___ Supplied data ___

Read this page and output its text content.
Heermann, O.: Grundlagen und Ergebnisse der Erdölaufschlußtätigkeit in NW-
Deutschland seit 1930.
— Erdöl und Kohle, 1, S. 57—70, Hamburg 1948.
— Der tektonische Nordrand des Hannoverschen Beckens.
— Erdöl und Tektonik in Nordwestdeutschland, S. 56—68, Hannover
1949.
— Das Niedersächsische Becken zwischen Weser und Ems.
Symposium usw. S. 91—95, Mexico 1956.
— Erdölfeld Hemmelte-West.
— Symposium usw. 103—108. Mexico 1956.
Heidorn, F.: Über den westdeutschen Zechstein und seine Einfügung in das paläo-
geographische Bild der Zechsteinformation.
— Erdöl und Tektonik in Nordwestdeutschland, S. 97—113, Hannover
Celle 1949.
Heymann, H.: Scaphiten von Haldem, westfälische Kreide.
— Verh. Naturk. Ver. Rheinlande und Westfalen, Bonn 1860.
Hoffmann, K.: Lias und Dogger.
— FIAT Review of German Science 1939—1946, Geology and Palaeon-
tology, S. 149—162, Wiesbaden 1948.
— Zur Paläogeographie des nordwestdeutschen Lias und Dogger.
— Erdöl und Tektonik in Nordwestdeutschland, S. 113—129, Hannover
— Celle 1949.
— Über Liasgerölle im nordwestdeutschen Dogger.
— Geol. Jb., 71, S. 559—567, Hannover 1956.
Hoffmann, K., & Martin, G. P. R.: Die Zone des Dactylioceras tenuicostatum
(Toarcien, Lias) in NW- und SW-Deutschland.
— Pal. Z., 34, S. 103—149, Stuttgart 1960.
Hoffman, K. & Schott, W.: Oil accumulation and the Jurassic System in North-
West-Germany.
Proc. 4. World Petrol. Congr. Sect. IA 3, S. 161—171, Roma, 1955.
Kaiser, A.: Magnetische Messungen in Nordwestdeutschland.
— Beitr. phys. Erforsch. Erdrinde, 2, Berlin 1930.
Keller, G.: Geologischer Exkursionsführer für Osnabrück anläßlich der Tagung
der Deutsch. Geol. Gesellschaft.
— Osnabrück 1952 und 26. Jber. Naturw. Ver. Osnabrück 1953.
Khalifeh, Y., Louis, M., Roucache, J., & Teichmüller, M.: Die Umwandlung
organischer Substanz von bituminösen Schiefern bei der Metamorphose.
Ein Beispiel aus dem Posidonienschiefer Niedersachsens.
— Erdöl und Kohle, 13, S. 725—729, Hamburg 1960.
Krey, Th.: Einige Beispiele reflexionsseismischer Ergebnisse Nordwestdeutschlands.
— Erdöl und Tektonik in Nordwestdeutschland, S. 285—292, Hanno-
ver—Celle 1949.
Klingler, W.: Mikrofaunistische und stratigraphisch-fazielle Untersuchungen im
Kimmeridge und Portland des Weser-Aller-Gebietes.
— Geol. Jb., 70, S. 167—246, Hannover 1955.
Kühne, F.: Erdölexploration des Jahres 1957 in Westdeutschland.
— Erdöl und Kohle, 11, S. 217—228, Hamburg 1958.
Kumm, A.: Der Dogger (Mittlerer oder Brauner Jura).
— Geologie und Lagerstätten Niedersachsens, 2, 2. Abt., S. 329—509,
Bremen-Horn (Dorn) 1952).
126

___

### Brief:
Retype the material above, line by line, exactly.

### Correct response:
Read this page and output its text content.
Heermann, O.: Grundlagen und Ergebnisse der Erdölaufschlußtätigkeit in NW-
Deutschland seit 1930.
— Erdöl und Kohle, 1, S. 57—70, Hamburg 1948.
— Der tektonische Nordrand des Hannoverschen Beckens.
— Erdöl und Tektonik in Nordwestdeutschland, S. 56—68, Hannover
1949.
— Das Niedersächsische Becken zwischen Weser und Ems.
Symposium usw. S. 91—95, Mexico 1956.
— Erdölfeld Hemmelte-West.
— Symposium usw. 103—108. Mexico 1956.
Heidorn, F.: Über den westdeutschen Zechstein und seine Einfügung in das paläo-
geographische Bild der Zechsteinformation.
— Erdöl und Tektonik in Nordwestdeutschland, S. 97—113, Hannover
Celle 1949.
Heymann, H.: Scaphiten von Haldem, westfälische Kreide.
— Verh. Naturk. Ver. Rheinlande und Westfalen, Bonn 1860.
Hoffmann, K.: Lias und Dogger.
— FIAT Review of German Science 1939—1946, Geology and Palaeon-
tology, S. 149—162, Wiesbaden 1948.
— Zur Paläogeographie des nordwestdeutschen Lias und Dogger.
— Erdöl und Tektonik in Nordwestdeutschland, S. 113—129, Hannover
— Celle 1949.
— Über Liasgerölle im nordwestdeutschen Dogger.
— Geol. Jb., 71, S. 559—567, Hannover 1956.
Hoffmann, K., & Martin, G. P. R.: Die Zone des Dactylioceras tenuicostatum
(Toarcien, Lias) in NW- und SW-Deutschland.
— Pal. Z., 34, S. 103—149, Stuttgart 1960.
Hoffman, K. & Schott, W.: Oil accumulation and the Jurassic System in North-
West-Germany.
Proc. 4. World Petrol. Congr. Sect. IA 3, S. 161—171, Roma, 1955.
Kaiser, A.: Magnetische Messungen in Nordwestdeutschland.
— Beitr. phys. Erforsch. Erdrinde, 2, Berlin 1930.
Keller, G.: Geologischer Exkursionsführer für Osnabrück anläßlich der Tagung
der Deutsch. Geol. Gesellschaft.
— Osnabrück 1952 und 26. Jber. Naturw. Ver. Osnabrück 1953.
Khalifeh, Y., Louis, M., Roucache, J., & Teichmüller, M.: Die Umwandlung
organischer Substanz von bituminösen Schiefern bei der Metamorphose.
Ein Beispiel aus dem Posidonienschiefer Niedersachsens.
— Erdöl und Kohle, 13, S. 725—729, Hamburg 1960.
Krey, Th.: Einige Beispiele reflexionsseismischer Ergebnisse Nordwestdeutschlands.
— Erdöl und Tektonik in Nordwestdeutschland, S. 285—292, Hanno-
ver—Celle 1949.
Klingler, W.: Mikrofaunistische und stratigraphisch-fazielle Untersuchungen im
Kimmeridge und Portland des Weser-Aller-Gebietes.
— Geol. Jb., 70, S. 167—246, Hannover 1955.
Kühne, F.: Erdölexploration des Jahres 1957 in Westdeutschland.
— Erdöl und Kohle, 11, S. 217—228, Hamburg 1958.
Kumm, A.: Der Dogger (Mittlerer oder Brauner Jura).
— Geologie und Lagerstätten Niedersachsens, 2, 2. Abt., S. 329—509,
Bremen-Horn (Dorn) 1952).
126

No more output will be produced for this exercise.